Reproduce each line bearing the word "sliders".

-*-

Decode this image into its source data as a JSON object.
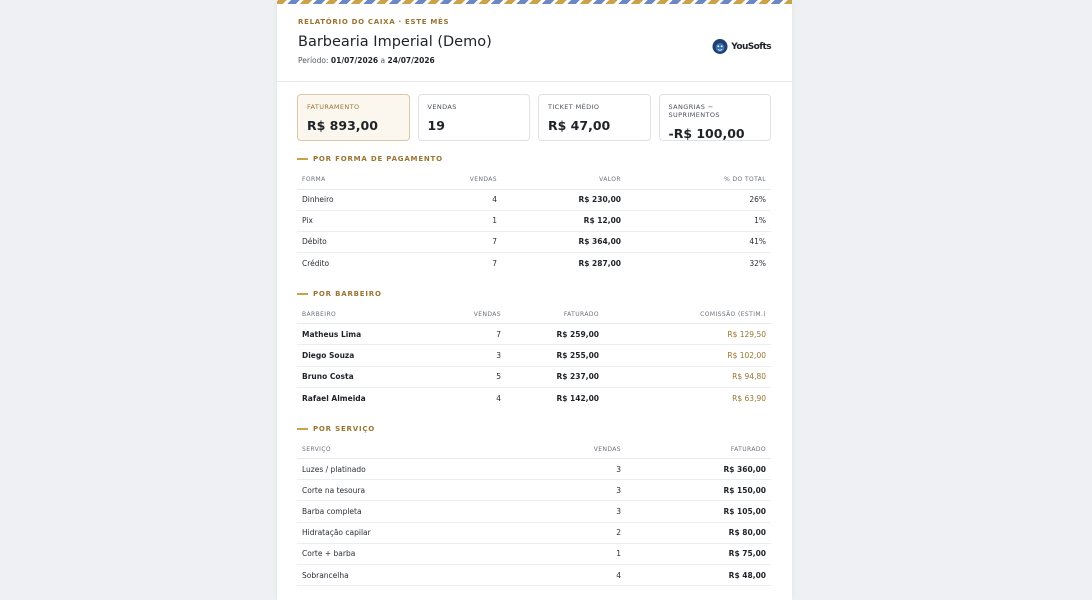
{
  "header": {
    "kicker": "RELATÓRIO DO CAIXA · ESTE MÊS",
    "title": "Barbearia Imperial (Demo)",
    "period_label": "Período:",
    "period_start": "01/07/2026",
    "period_sep": "a",
    "period_end": "24/07/2026",
    "logo_text": "YouSofts"
  },
  "cards": [
    {
      "label": "FATURAMENTO",
      "value": "R$ 893,00"
    },
    {
      "label": "VENDAS",
      "value": "19"
    },
    {
      "label": "TICKET MÉDIO",
      "value": "R$ 47,00"
    },
    {
      "label": "SANGRIAS − SUPRIMENTOS",
      "value": "-R$ 100,00"
    }
  ],
  "payment": {
    "title": "POR FORMA DE PAGAMENTO",
    "columns": [
      "FORMA",
      "VENDAS",
      "VALOR",
      "% DO TOTAL"
    ],
    "rows": [
      [
        "Dinheiro",
        "4",
        "R$ 230,00",
        "26%"
      ],
      [
        "Pix",
        "1",
        "R$ 12,00",
        "1%"
      ],
      [
        "Débito",
        "7",
        "R$ 364,00",
        "41%"
      ],
      [
        "Crédito",
        "7",
        "R$ 287,00",
        "32%"
      ]
    ]
  },
  "barber": {
    "title": "POR BARBEIRO",
    "columns": [
      "BARBEIRO",
      "VENDAS",
      "FATURADO",
      "COMISSÃO (ESTIM.)"
    ],
    "rows": [
      [
        "Matheus Lima",
        "7",
        "R$ 259,00",
        "R$ 129,50"
      ],
      [
        "Diego Souza",
        "3",
        "R$ 255,00",
        "R$ 102,00"
      ],
      [
        "Bruno Costa",
        "5",
        "R$ 237,00",
        "R$ 94,80"
      ],
      [
        "Rafael Almeida",
        "4",
        "R$ 142,00",
        "R$ 63,90"
      ]
    ]
  },
  "service": {
    "title": "POR SERVIÇO",
    "columns": [
      "SERVIÇO",
      "VENDAS",
      "FATURADO"
    ],
    "rows": [
      [
        "Luzes / platinado",
        "3",
        "R$ 360,00"
      ],
      [
        "Corte na tesoura",
        "3",
        "R$ 150,00"
      ],
      [
        "Barba completa",
        "3",
        "R$ 105,00"
      ],
      [
        "Hidratação capilar",
        "2",
        "R$ 80,00"
      ],
      [
        "Corte + barba",
        "1",
        "R$ 75,00"
      ],
      [
        "Sobrancelha",
        "4",
        "R$ 48,00"
      ]
    ]
  }
}
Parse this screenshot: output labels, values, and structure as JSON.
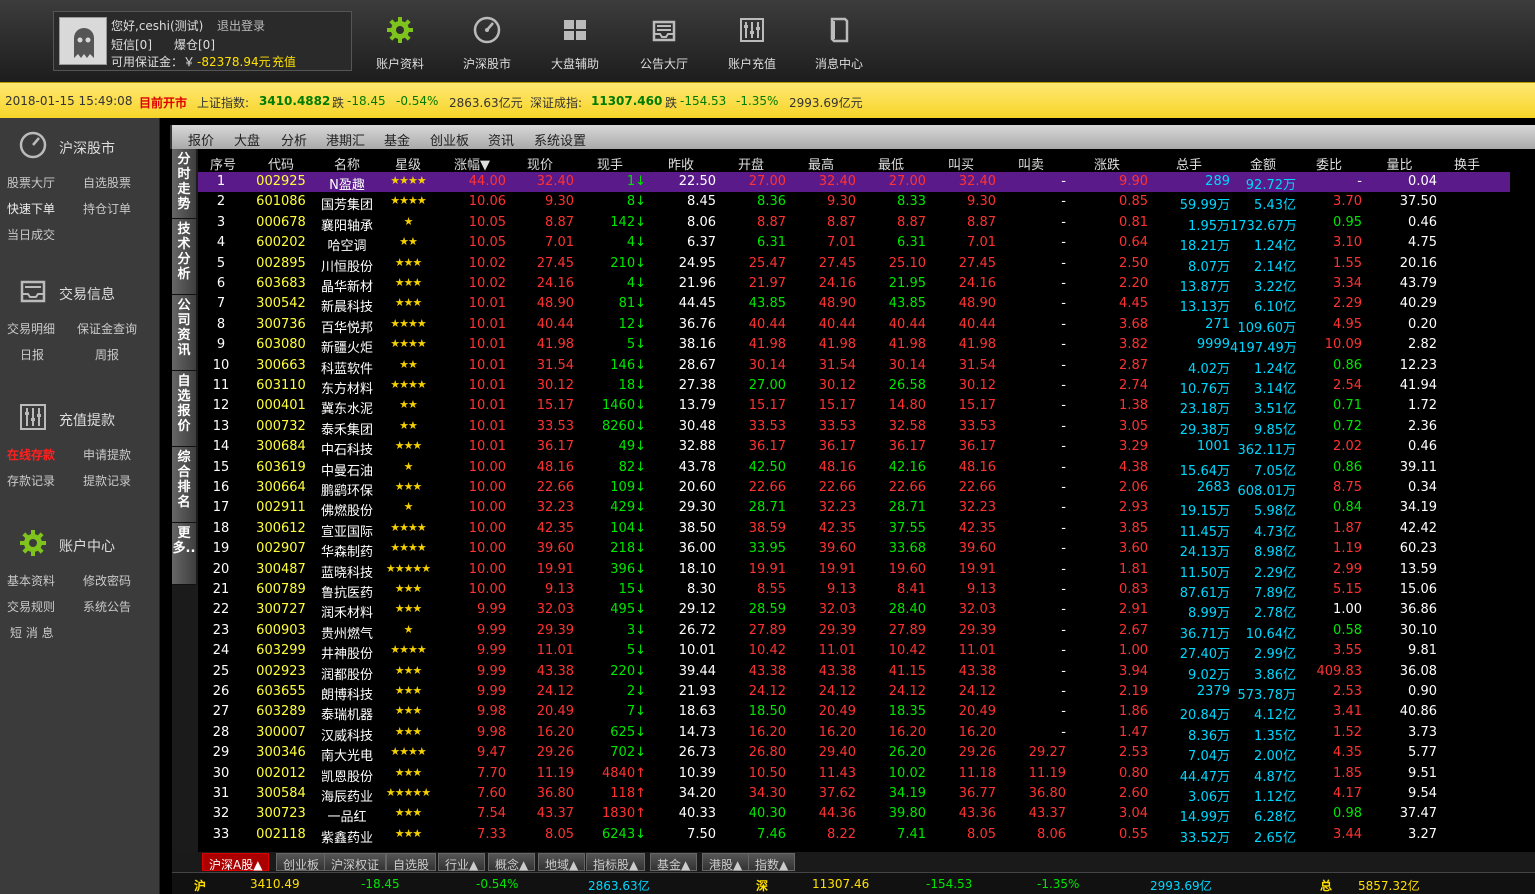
{
  "user": {
    "greeting": "您好,ceshi(测试)",
    "logout": "退出登录",
    "sms": "短信[0]",
    "liquidation": "爆仓[0]",
    "margin_label": "可用保证金：￥",
    "margin_value": "-82378.94元",
    "recharge": "充值"
  },
  "nav": [
    {
      "label": "账户资料",
      "icon": "gear-icon"
    },
    {
      "label": "沪深股市",
      "icon": "gauge-icon"
    },
    {
      "label": "大盘辅助",
      "icon": "grid-icon"
    },
    {
      "label": "公告大厅",
      "icon": "tray-icon"
    },
    {
      "label": "账户充值",
      "icon": "sliders-icon"
    },
    {
      "label": "消息中心",
      "icon": "book-icon"
    }
  ],
  "ticker": {
    "datetime": "2018-01-15 15:49:08",
    "status": "目前开市",
    "sh_label": "上证指数:",
    "sh_value": "3410.4882",
    "sh_dir": "跌",
    "sh_change": "-18.45",
    "sh_pct": "-0.54%",
    "sh_turnover": "2863.63亿元",
    "sz_label": "深证成指:",
    "sz_value": "11307.460",
    "sz_dir": "跌",
    "sz_change": "-154.53",
    "sz_pct": "-1.35%",
    "sz_turnover": "2993.69亿元"
  },
  "sidebar": {
    "sections": [
      {
        "title": "沪深股市",
        "icon": "gauge-icon",
        "items": [
          "股票大厅",
          "自选股票",
          "快速下单",
          "持仓订单",
          "当日成交"
        ]
      },
      {
        "title": "交易信息",
        "icon": "tray-icon",
        "items": [
          "交易明细",
          "保证金查询",
          "日报",
          "周报"
        ]
      },
      {
        "title": "充值提款",
        "icon": "sliders-icon",
        "items": [
          "在线存款",
          "申请提款",
          "存款记录",
          "提款记录"
        ]
      },
      {
        "title": "账户中心",
        "icon": "gear-icon",
        "items": [
          "基本资料",
          "修改密码",
          "交易规则",
          "系统公告",
          "短 消 息"
        ]
      }
    ]
  },
  "tabs": [
    "报价",
    "大盘",
    "分析",
    "港期汇",
    "基金",
    "创业板",
    "资讯",
    "系统设置"
  ],
  "vtabs": [
    "分时走势",
    "技术分析",
    "公司资讯",
    "自选报价",
    "综合排名",
    "更多.."
  ],
  "columns": [
    "序号",
    "代码",
    "名称",
    "星级",
    "涨幅▼",
    "现价",
    "现手",
    "昨收",
    "开盘",
    "最高",
    "最低",
    "叫买",
    "叫卖",
    "涨跌",
    "总手",
    "金额",
    "委比",
    "量比",
    "换手"
  ],
  "rows": [
    [
      "1",
      "002925",
      "N盈趣",
      "★★★★",
      "44.00",
      "32.40",
      "1↓",
      "22.50",
      "27.00",
      "32.40",
      "27.00",
      "32.40",
      "-",
      "9.90",
      "289",
      "92.72万",
      "-",
      "0.04"
    ],
    [
      "2",
      "601086",
      "国芳集团",
      "★★★★",
      "10.06",
      "9.30",
      "8↓",
      "8.45",
      "8.36",
      "9.30",
      "8.33",
      "9.30",
      "-",
      "0.85",
      "59.99万",
      "5.43亿",
      "3.70",
      "37.50"
    ],
    [
      "3",
      "000678",
      "襄阳轴承",
      "★",
      "10.05",
      "8.87",
      "142↓",
      "8.06",
      "8.87",
      "8.87",
      "8.87",
      "8.87",
      "-",
      "0.81",
      "1.95万",
      "1732.67万",
      "0.95",
      "0.46"
    ],
    [
      "4",
      "600202",
      "哈空调",
      "★★",
      "10.05",
      "7.01",
      "4↓",
      "6.37",
      "6.31",
      "7.01",
      "6.31",
      "7.01",
      "-",
      "0.64",
      "18.21万",
      "1.24亿",
      "3.10",
      "4.75"
    ],
    [
      "5",
      "002895",
      "川恒股份",
      "★★★",
      "10.02",
      "27.45",
      "210↓",
      "24.95",
      "25.47",
      "27.45",
      "25.10",
      "27.45",
      "-",
      "2.50",
      "8.07万",
      "2.14亿",
      "1.55",
      "20.16"
    ],
    [
      "6",
      "603683",
      "晶华新材",
      "★★★",
      "10.02",
      "24.16",
      "4↓",
      "21.96",
      "21.97",
      "24.16",
      "21.95",
      "24.16",
      "-",
      "2.20",
      "13.87万",
      "3.22亿",
      "3.34",
      "43.79"
    ],
    [
      "7",
      "300542",
      "新晨科技",
      "★★★",
      "10.01",
      "48.90",
      "81↓",
      "44.45",
      "43.85",
      "48.90",
      "43.85",
      "48.90",
      "-",
      "4.45",
      "13.13万",
      "6.10亿",
      "2.29",
      "40.29"
    ],
    [
      "8",
      "300736",
      "百华悦邦",
      "★★★★",
      "10.01",
      "40.44",
      "12↓",
      "36.76",
      "40.44",
      "40.44",
      "40.44",
      "40.44",
      "-",
      "3.68",
      "271",
      "109.60万",
      "4.95",
      "0.20"
    ],
    [
      "9",
      "603080",
      "新疆火炬",
      "★★★★",
      "10.01",
      "41.98",
      "5↓",
      "38.16",
      "41.98",
      "41.98",
      "41.98",
      "41.98",
      "-",
      "3.82",
      "9999",
      "4197.49万",
      "10.09",
      "2.82"
    ],
    [
      "10",
      "300663",
      "科蓝软件",
      "★★",
      "10.01",
      "31.54",
      "146↓",
      "28.67",
      "30.14",
      "31.54",
      "30.14",
      "31.54",
      "-",
      "2.87",
      "4.02万",
      "1.24亿",
      "0.86",
      "12.23"
    ],
    [
      "11",
      "603110",
      "东方材料",
      "★★★★",
      "10.01",
      "30.12",
      "18↓",
      "27.38",
      "27.00",
      "30.12",
      "26.58",
      "30.12",
      "-",
      "2.74",
      "10.76万",
      "3.14亿",
      "2.54",
      "41.94"
    ],
    [
      "12",
      "000401",
      "冀东水泥",
      "★★",
      "10.01",
      "15.17",
      "1460↓",
      "13.79",
      "15.17",
      "15.17",
      "14.80",
      "15.17",
      "-",
      "1.38",
      "23.18万",
      "3.51亿",
      "0.71",
      "1.72"
    ],
    [
      "13",
      "000732",
      "泰禾集团",
      "★★",
      "10.01",
      "33.53",
      "8260↓",
      "30.48",
      "33.53",
      "33.53",
      "32.58",
      "33.53",
      "-",
      "3.05",
      "29.38万",
      "9.85亿",
      "0.72",
      "2.36"
    ],
    [
      "14",
      "300684",
      "中石科技",
      "★★★",
      "10.01",
      "36.17",
      "49↓",
      "32.88",
      "36.17",
      "36.17",
      "36.17",
      "36.17",
      "-",
      "3.29",
      "1001",
      "362.11万",
      "2.02",
      "0.46"
    ],
    [
      "15",
      "603619",
      "中曼石油",
      "★",
      "10.00",
      "48.16",
      "82↓",
      "43.78",
      "42.50",
      "48.16",
      "42.16",
      "48.16",
      "-",
      "4.38",
      "15.64万",
      "7.05亿",
      "0.86",
      "39.11"
    ],
    [
      "16",
      "300664",
      "鹏鹞环保",
      "★★★",
      "10.00",
      "22.66",
      "109↓",
      "20.60",
      "22.66",
      "22.66",
      "22.66",
      "22.66",
      "-",
      "2.06",
      "2683",
      "608.01万",
      "8.75",
      "0.34"
    ],
    [
      "17",
      "002911",
      "佛燃股份",
      "★",
      "10.00",
      "32.23",
      "429↓",
      "29.30",
      "28.71",
      "32.23",
      "28.71",
      "32.23",
      "-",
      "2.93",
      "19.15万",
      "5.98亿",
      "0.84",
      "34.19"
    ],
    [
      "18",
      "300612",
      "宣亚国际",
      "★★★★",
      "10.00",
      "42.35",
      "104↓",
      "38.50",
      "38.59",
      "42.35",
      "37.55",
      "42.35",
      "-",
      "3.85",
      "11.45万",
      "4.73亿",
      "1.87",
      "42.42"
    ],
    [
      "19",
      "002907",
      "华森制药",
      "★★★★",
      "10.00",
      "39.60",
      "218↓",
      "36.00",
      "33.95",
      "39.60",
      "33.68",
      "39.60",
      "-",
      "3.60",
      "24.13万",
      "8.98亿",
      "1.19",
      "60.23"
    ],
    [
      "20",
      "300487",
      "蓝晓科技",
      "★★★★★",
      "10.00",
      "19.91",
      "396↓",
      "18.10",
      "19.91",
      "19.91",
      "19.60",
      "19.91",
      "-",
      "1.81",
      "11.50万",
      "2.29亿",
      "2.99",
      "13.59"
    ],
    [
      "21",
      "600789",
      "鲁抗医药",
      "★★★",
      "10.00",
      "9.13",
      "15↓",
      "8.30",
      "8.55",
      "9.13",
      "8.41",
      "9.13",
      "-",
      "0.83",
      "87.61万",
      "7.89亿",
      "5.15",
      "15.06"
    ],
    [
      "22",
      "300727",
      "润禾材料",
      "★★★",
      "9.99",
      "32.03",
      "495↓",
      "29.12",
      "28.59",
      "32.03",
      "28.40",
      "32.03",
      "-",
      "2.91",
      "8.99万",
      "2.78亿",
      "1.00",
      "36.86"
    ],
    [
      "23",
      "600903",
      "贵州燃气",
      "★",
      "9.99",
      "29.39",
      "3↓",
      "26.72",
      "27.89",
      "29.39",
      "27.89",
      "29.39",
      "-",
      "2.67",
      "36.71万",
      "10.64亿",
      "0.58",
      "30.10"
    ],
    [
      "24",
      "603299",
      "井神股份",
      "★★★★",
      "9.99",
      "11.01",
      "5↓",
      "10.01",
      "10.42",
      "11.01",
      "10.42",
      "11.01",
      "-",
      "1.00",
      "27.40万",
      "2.99亿",
      "3.55",
      "9.81"
    ],
    [
      "25",
      "002923",
      "润都股份",
      "★★★",
      "9.99",
      "43.38",
      "220↓",
      "39.44",
      "43.38",
      "43.38",
      "41.15",
      "43.38",
      "-",
      "3.94",
      "9.02万",
      "3.86亿",
      "409.83",
      "36.08"
    ],
    [
      "26",
      "603655",
      "朗博科技",
      "★★★",
      "9.99",
      "24.12",
      "2↓",
      "21.93",
      "24.12",
      "24.12",
      "24.12",
      "24.12",
      "-",
      "2.19",
      "2379",
      "573.78万",
      "2.53",
      "0.90"
    ],
    [
      "27",
      "603289",
      "泰瑞机器",
      "★★★",
      "9.98",
      "20.49",
      "7↓",
      "18.63",
      "18.50",
      "20.49",
      "18.35",
      "20.49",
      "-",
      "1.86",
      "20.84万",
      "4.12亿",
      "3.41",
      "40.86"
    ],
    [
      "28",
      "300007",
      "汉威科技",
      "★★★",
      "9.98",
      "16.20",
      "625↓",
      "14.73",
      "16.20",
      "16.20",
      "16.20",
      "16.20",
      "-",
      "1.47",
      "8.36万",
      "1.35亿",
      "1.52",
      "3.73"
    ],
    [
      "29",
      "300346",
      "南大光电",
      "★★★★",
      "9.47",
      "29.26",
      "702↓",
      "26.73",
      "26.80",
      "29.40",
      "26.20",
      "29.26",
      "29.27",
      "2.53",
      "7.04万",
      "2.00亿",
      "4.35",
      "5.77"
    ],
    [
      "30",
      "002012",
      "凯恩股份",
      "★★★",
      "7.70",
      "11.19",
      "4840↑",
      "10.39",
      "10.50",
      "11.43",
      "10.02",
      "11.18",
      "11.19",
      "0.80",
      "44.47万",
      "4.87亿",
      "1.85",
      "9.51"
    ],
    [
      "31",
      "300584",
      "海辰药业",
      "★★★★★",
      "7.60",
      "36.80",
      "118↑",
      "34.20",
      "34.30",
      "37.62",
      "34.19",
      "36.77",
      "36.80",
      "2.60",
      "3.06万",
      "1.12亿",
      "4.17",
      "9.54"
    ],
    [
      "32",
      "300723",
      "一品红",
      "★★★",
      "7.54",
      "43.37",
      "1830↑",
      "40.33",
      "40.30",
      "44.36",
      "39.80",
      "43.36",
      "43.37",
      "3.04",
      "14.99万",
      "6.28亿",
      "0.98",
      "37.47"
    ],
    [
      "33",
      "002118",
      "紫鑫药业",
      "★★★",
      "7.33",
      "8.05",
      "6243↓",
      "7.50",
      "7.46",
      "8.22",
      "7.41",
      "8.05",
      "8.06",
      "0.55",
      "33.52万",
      "2.65亿",
      "3.44",
      "3.27"
    ]
  ],
  "bottom_tabs": [
    "沪深A股▲",
    "创业板",
    "沪深权证",
    "自选股",
    "行业▲",
    "概念▲",
    "地域▲",
    "指标股▲",
    "基金▲",
    "港股▲",
    "指数▲"
  ],
  "footer": {
    "sh_mark": "沪",
    "sh_value": "3410.49",
    "sh_change": "-18.45",
    "sh_pct": "-0.54%",
    "sh_turnover": "2863.63亿",
    "sz_mark": "深",
    "sz_value": "11307.46",
    "sz_change": "-154.53",
    "sz_pct": "-1.35%",
    "sz_turnover": "2993.69亿",
    "total_mark": "总",
    "total_value": "5857.32亿"
  },
  "colors": {
    "ticker_bg": "#f6d528",
    "selected_row": "#5a1a8a",
    "up": "#ff3232",
    "down": "#00e600",
    "volume": "#00d8ff"
  }
}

-*-

▸ Output for this task:
      "icon": "sliders-icon"
        "icon": "sliders-icon",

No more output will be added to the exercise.